───── Gegebene Einträge

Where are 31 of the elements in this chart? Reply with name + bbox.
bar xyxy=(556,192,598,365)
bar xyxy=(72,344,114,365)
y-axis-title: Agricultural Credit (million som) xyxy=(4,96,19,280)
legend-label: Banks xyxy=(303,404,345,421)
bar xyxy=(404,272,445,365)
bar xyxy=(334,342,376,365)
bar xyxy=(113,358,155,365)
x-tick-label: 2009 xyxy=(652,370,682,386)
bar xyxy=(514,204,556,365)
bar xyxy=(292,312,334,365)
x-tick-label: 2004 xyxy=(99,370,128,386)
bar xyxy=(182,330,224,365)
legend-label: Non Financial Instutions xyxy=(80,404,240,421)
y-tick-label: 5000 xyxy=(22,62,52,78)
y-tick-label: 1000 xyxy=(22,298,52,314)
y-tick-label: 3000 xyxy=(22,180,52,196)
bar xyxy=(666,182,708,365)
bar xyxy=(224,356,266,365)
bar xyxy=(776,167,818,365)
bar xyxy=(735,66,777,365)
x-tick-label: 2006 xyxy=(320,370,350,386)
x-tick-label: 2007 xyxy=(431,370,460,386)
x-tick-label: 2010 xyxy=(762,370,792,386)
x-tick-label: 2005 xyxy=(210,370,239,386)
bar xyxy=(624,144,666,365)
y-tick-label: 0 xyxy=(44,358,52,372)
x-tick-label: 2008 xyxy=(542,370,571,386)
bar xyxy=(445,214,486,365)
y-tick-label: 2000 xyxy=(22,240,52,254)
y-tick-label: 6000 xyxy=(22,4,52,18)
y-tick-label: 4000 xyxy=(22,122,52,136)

──────────

(Gestellte Aufgabe) Wandle sämtliche Zeilen der Einträge oben in eine JSON-Liste von Strings um. Jede Zeile wird ein String, Leerzeilen entfallen.

(Schriftliche Antwort)
[
  "Where are 31 of the elements in this chart? Reply with name + bbox.",
  "bar xyxy=(556,192,598,365)",
  "bar xyxy=(72,344,114,365)",
  "y-axis-title: Agricultural Credit (million som) xyxy=(4,96,19,280)",
  "legend-label: Banks xyxy=(303,404,345,421)",
  "bar xyxy=(404,272,445,365)",
  "bar xyxy=(334,342,376,365)",
  "bar xyxy=(113,358,155,365)",
  "x-tick-label: 2009 xyxy=(652,370,682,386)",
  "bar xyxy=(514,204,556,365)",
  "bar xyxy=(292,312,334,365)",
  "x-tick-label: 2004 xyxy=(99,370,128,386)",
  "bar xyxy=(182,330,224,365)",
  "legend-label: Non Financial Instutions xyxy=(80,404,240,421)",
  "y-tick-label: 5000 xyxy=(22,62,52,78)",
  "y-tick-label: 1000 xyxy=(22,298,52,314)",
  "y-tick-label: 3000 xyxy=(22,180,52,196)",
  "bar xyxy=(666,182,708,365)",
  "bar xyxy=(224,356,266,365)",
  "bar xyxy=(776,167,818,365)",
  "bar xyxy=(735,66,777,365)",
  "x-tick-label: 2006 xyxy=(320,370,350,386)",
  "x-tick-label: 2007 xyxy=(431,370,460,386)",
  "x-tick-label: 2010 xyxy=(762,370,792,386)",
  "x-tick-label: 2005 xyxy=(210,370,239,386)",
  "bar xyxy=(624,144,666,365)",
  "y-tick-label: 0 xyxy=(44,358,52,372)",
  "x-tick-label: 2008 xyxy=(542,370,571,386)",
  "bar xyxy=(445,214,486,365)",
  "y-tick-label: 2000 xyxy=(22,240,52,254)",
  "y-tick-label: 6000 xyxy=(22,4,52,18)",
  "y-tick-label: 4000 xyxy=(22,122,52,136)"
]